++++ Records provided ++++

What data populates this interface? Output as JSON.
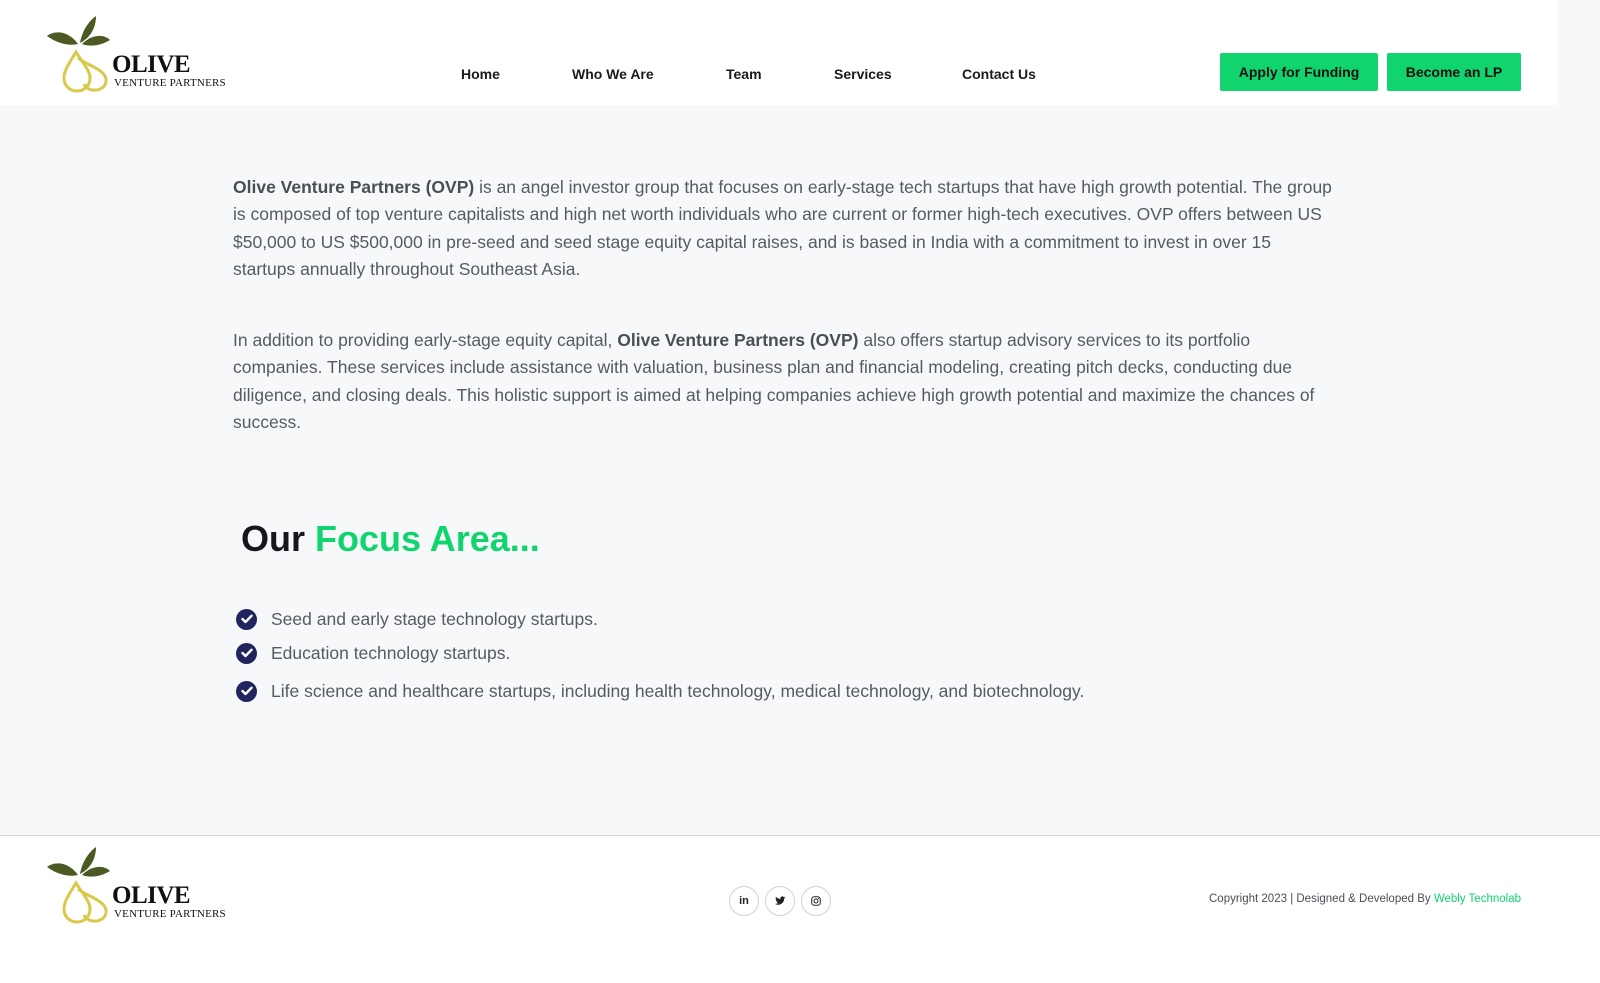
{
  "brand": {
    "name": "OLIVE",
    "tagline": "VENTURE PARTNERS"
  },
  "nav": {
    "items": [
      {
        "label": "Home"
      },
      {
        "label": "Who We Are"
      },
      {
        "label": "Team"
      },
      {
        "label": "Services"
      },
      {
        "label": "Contact Us"
      }
    ]
  },
  "header_buttons": {
    "apply": "Apply for Funding",
    "lp": "Become an LP"
  },
  "intro": {
    "p1_bold": "Olive Venture Partners (OVP)",
    "p1_rest": " is an angel investor group that focuses on early-stage tech startups that have high growth potential. The group is composed of top venture capitalists and high net worth individuals who are current or former high-tech executives. OVP offers between US $50,000 to US $500,000 in pre-seed and seed stage equity capital raises, and is based in India with a commitment to invest in over 15 startups annually throughout Southeast Asia.",
    "p2_start": "In addition to providing early-stage equity capital, ",
    "p2_bold": "Olive Venture Partners (OVP)",
    "p2_rest": " also offers startup advisory services to its portfolio companies. These services include assistance with valuation, business plan and financial modeling, creating pitch decks, conducting due diligence, and closing deals. This holistic support is aimed at helping companies achieve high growth potential and maximize the chances of success."
  },
  "focus": {
    "title_part1": "Our",
    "title_part2": "Focus Area...",
    "items": [
      "Seed and early stage technology startups.",
      "Education technology startups.",
      "Life science and healthcare startups, including health technology, medical technology, and biotechnology."
    ]
  },
  "footer": {
    "social": [
      {
        "icon": "linkedin-icon",
        "glyph": "in"
      },
      {
        "icon": "twitter-icon",
        "glyph": ""
      },
      {
        "icon": "instagram-icon",
        "glyph": ""
      }
    ],
    "copyright": "Copyright 2023 | Designed & Developed By ",
    "developer": "Webly Technolab"
  },
  "colors": {
    "accent": "#11d46f",
    "check": "#21255e",
    "leaf": "#4a5a22",
    "drop": "#d8c94a"
  }
}
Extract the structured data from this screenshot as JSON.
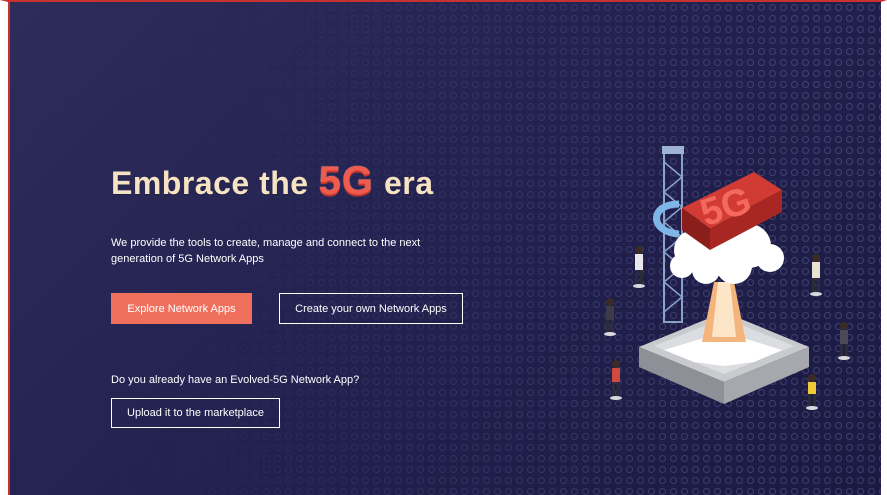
{
  "hero": {
    "headline_prefix": "Embrace the",
    "headline_highlight": "5G",
    "headline_suffix": "era",
    "subtitle": "We provide the tools to create, manage and connect to the next generation of 5G Network Apps",
    "explore_button_label": "Explore Network Apps",
    "create_button_label": "Create your own Network Apps",
    "upload_question": "Do you already have an Evolved-5G Network App?",
    "upload_button_label": "Upload it to the marketplace"
  },
  "illustration": {
    "sign_text": "5G"
  },
  "colors": {
    "background": "#242250",
    "accent": "#f0705e",
    "headline": "#f6e3c4",
    "highlight": "#ef5b4c"
  },
  "icons": [
    "5g-tower-illustration",
    "person-figure"
  ]
}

++++

_Requirement_.
Extract every line of the records above that contains the word "JSON".

_Result_.
What data populates this interface? Output as JSON.
Extract the structured data from this screenshot as JSON.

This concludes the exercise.